What you have to do – Copy every line of the data that contains the string "description".

Records shown –
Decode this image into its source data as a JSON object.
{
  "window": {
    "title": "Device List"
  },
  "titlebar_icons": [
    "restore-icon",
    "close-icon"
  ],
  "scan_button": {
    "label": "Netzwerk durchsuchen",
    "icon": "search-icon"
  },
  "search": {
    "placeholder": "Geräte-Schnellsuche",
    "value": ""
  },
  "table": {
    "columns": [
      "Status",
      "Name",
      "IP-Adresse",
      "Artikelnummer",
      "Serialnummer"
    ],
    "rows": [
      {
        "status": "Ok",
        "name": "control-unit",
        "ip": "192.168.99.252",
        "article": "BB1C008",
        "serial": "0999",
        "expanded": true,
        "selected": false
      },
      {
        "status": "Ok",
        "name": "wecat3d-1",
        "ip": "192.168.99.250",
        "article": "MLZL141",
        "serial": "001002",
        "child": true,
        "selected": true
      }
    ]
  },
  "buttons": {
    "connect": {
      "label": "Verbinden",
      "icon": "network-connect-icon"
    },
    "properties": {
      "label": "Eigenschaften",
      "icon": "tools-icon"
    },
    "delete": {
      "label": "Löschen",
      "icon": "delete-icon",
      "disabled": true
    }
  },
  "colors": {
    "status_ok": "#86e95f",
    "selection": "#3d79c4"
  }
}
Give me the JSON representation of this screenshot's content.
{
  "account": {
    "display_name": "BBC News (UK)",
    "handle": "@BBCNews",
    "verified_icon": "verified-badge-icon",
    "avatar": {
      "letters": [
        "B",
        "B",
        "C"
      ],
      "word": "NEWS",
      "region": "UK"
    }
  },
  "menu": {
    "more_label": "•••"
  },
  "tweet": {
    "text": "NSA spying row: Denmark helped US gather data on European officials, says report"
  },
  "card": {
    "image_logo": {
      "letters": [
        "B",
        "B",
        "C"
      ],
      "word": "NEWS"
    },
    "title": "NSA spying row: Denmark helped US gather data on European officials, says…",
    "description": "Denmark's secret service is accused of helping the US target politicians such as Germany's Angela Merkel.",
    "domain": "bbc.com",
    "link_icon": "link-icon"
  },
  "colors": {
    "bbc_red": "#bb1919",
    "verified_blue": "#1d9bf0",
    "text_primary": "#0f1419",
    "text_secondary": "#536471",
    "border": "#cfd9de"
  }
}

--

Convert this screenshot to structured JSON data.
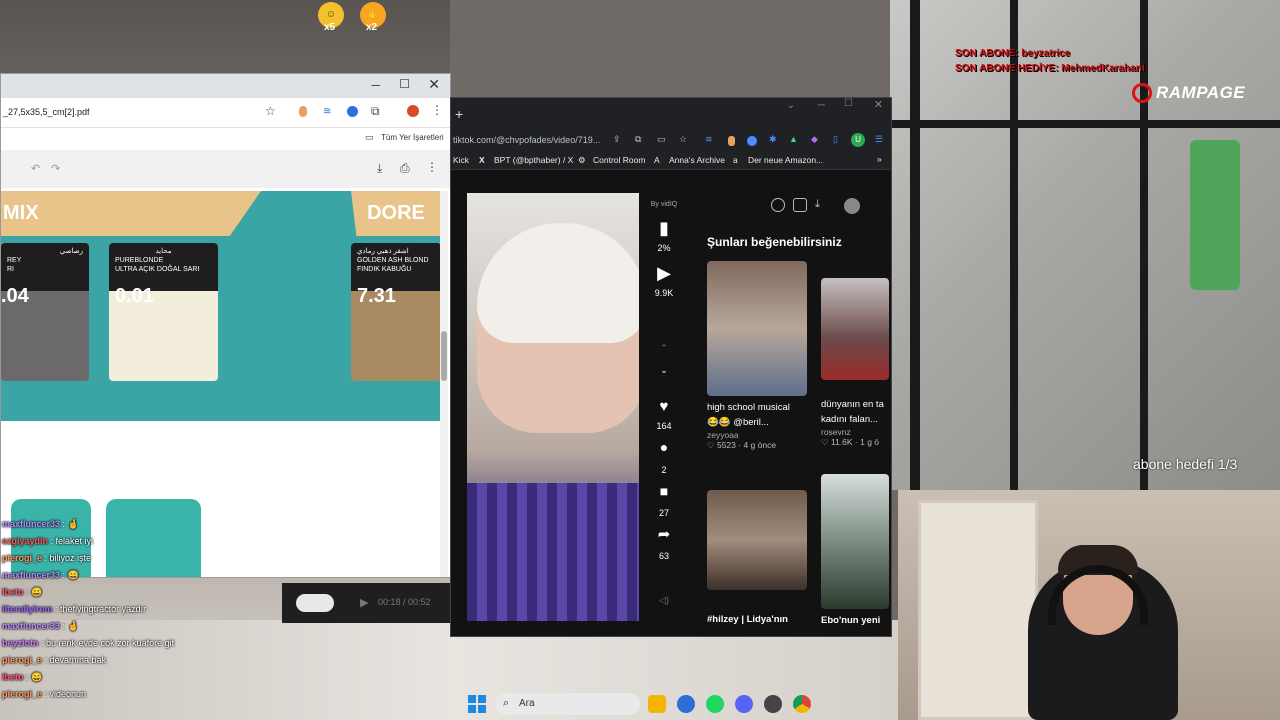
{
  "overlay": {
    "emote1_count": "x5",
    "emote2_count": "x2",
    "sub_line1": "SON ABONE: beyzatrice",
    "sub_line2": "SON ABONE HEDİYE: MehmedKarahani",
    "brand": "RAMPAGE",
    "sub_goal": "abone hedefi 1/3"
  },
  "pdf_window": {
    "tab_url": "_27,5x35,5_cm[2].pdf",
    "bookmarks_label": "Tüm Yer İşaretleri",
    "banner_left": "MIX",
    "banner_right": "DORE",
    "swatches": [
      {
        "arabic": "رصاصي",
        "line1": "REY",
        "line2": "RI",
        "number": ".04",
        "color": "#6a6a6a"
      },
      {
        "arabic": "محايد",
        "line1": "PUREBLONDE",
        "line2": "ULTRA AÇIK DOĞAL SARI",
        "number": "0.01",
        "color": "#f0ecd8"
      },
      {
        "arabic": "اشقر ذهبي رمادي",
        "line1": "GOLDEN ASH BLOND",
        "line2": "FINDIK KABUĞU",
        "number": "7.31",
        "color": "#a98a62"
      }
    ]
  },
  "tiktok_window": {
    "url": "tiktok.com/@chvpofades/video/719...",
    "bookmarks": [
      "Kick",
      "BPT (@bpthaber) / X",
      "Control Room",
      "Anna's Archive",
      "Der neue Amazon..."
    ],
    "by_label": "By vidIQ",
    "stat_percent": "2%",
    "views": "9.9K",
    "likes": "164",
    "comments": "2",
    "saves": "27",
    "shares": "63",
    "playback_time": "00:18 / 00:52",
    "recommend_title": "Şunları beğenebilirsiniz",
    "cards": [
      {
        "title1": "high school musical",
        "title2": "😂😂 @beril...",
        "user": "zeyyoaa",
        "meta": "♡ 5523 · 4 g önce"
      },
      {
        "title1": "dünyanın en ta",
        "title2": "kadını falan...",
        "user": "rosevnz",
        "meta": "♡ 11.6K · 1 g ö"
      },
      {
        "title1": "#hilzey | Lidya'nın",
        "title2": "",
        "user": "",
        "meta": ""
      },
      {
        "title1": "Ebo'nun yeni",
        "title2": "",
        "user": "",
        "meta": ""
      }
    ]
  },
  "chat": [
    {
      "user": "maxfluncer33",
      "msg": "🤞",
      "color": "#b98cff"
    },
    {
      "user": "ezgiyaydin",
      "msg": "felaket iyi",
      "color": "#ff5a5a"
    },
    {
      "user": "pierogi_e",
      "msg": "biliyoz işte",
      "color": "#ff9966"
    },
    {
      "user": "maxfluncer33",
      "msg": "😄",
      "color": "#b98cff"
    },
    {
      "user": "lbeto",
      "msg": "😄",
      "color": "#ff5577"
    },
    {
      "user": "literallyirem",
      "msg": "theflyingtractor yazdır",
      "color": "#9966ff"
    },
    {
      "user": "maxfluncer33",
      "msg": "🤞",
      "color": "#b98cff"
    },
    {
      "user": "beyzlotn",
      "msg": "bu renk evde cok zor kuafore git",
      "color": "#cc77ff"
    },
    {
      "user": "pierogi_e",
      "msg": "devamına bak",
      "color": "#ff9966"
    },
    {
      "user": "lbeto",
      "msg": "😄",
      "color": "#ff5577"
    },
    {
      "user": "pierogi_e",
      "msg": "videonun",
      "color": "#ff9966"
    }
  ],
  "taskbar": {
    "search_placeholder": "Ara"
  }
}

==

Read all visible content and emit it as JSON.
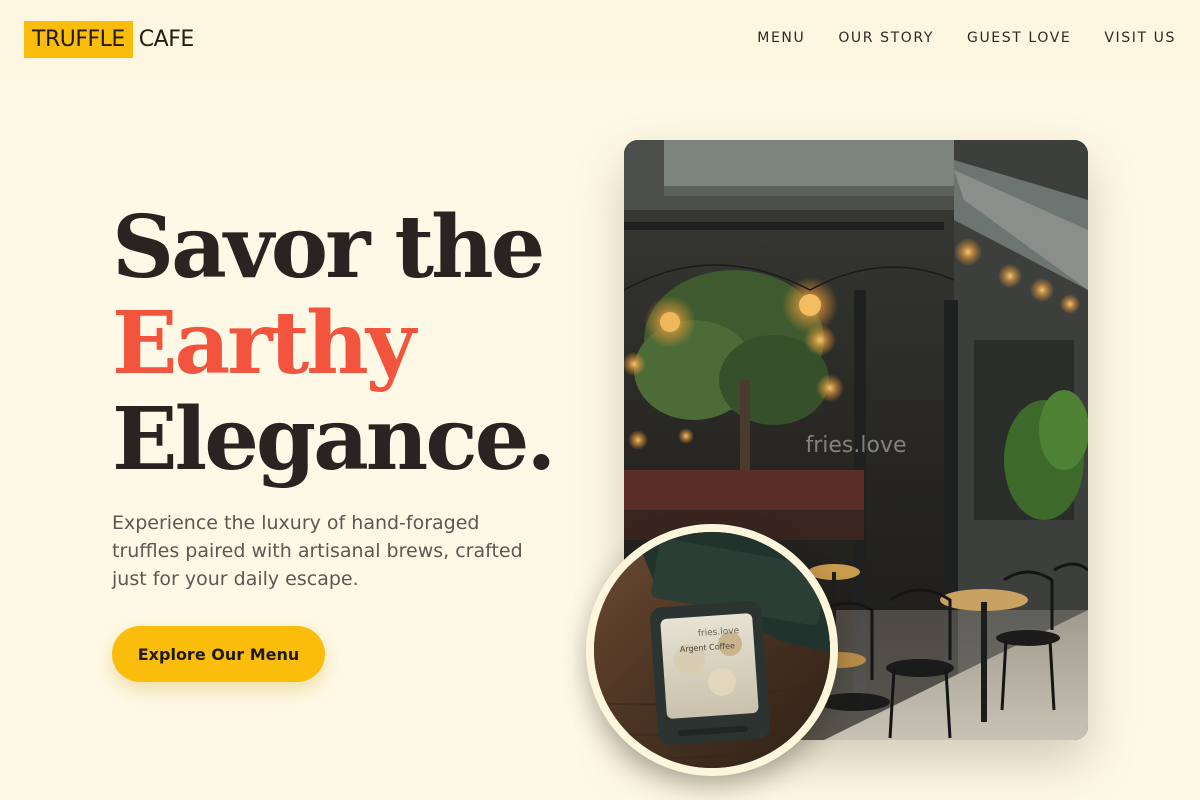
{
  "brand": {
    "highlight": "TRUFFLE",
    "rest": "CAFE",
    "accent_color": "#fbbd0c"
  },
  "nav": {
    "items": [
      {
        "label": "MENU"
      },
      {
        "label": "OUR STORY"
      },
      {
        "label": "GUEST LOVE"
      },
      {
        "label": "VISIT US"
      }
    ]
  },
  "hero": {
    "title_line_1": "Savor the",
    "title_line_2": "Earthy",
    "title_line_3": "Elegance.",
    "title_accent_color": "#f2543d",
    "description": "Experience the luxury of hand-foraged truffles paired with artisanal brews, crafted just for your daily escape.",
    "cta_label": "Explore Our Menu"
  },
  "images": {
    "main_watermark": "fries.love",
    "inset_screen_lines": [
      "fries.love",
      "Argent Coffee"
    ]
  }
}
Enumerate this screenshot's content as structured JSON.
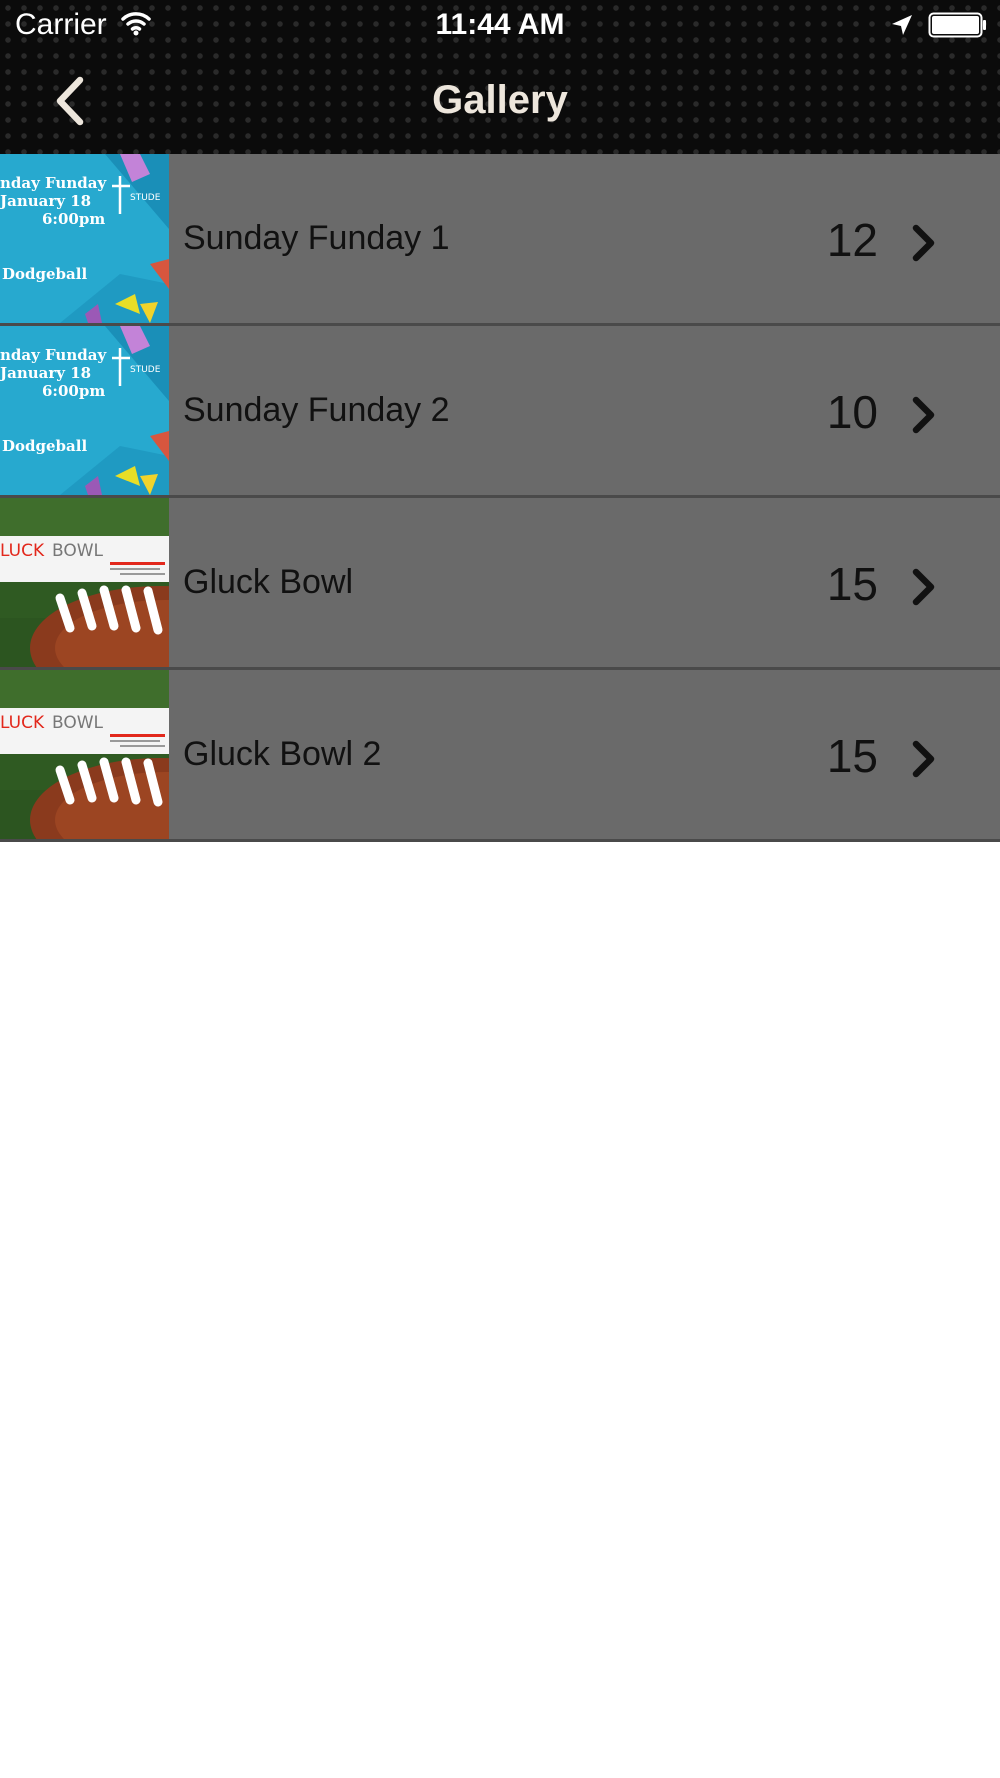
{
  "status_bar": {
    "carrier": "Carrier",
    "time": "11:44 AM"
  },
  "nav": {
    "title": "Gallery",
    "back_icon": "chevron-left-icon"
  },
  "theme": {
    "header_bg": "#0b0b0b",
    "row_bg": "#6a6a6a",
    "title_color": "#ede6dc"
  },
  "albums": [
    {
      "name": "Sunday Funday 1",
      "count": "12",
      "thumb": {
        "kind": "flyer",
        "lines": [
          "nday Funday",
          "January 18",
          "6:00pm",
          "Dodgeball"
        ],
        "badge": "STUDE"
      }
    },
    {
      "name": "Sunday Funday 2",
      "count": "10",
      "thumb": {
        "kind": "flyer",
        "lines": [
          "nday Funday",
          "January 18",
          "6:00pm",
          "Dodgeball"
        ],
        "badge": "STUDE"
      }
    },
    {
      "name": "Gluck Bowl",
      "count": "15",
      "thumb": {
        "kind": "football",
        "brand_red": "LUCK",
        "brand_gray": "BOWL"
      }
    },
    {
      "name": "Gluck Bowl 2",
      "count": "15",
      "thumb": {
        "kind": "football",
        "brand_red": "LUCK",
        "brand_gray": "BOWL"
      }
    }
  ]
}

Exercise output –
    "description": "Denmark's secret service is accused of helping the US target politicians such as Germany's Angela Merkel.",
    "description": "Experience the luxury of hand-foraged truffles paired with artisanal brews, crafted just for your daily escape.",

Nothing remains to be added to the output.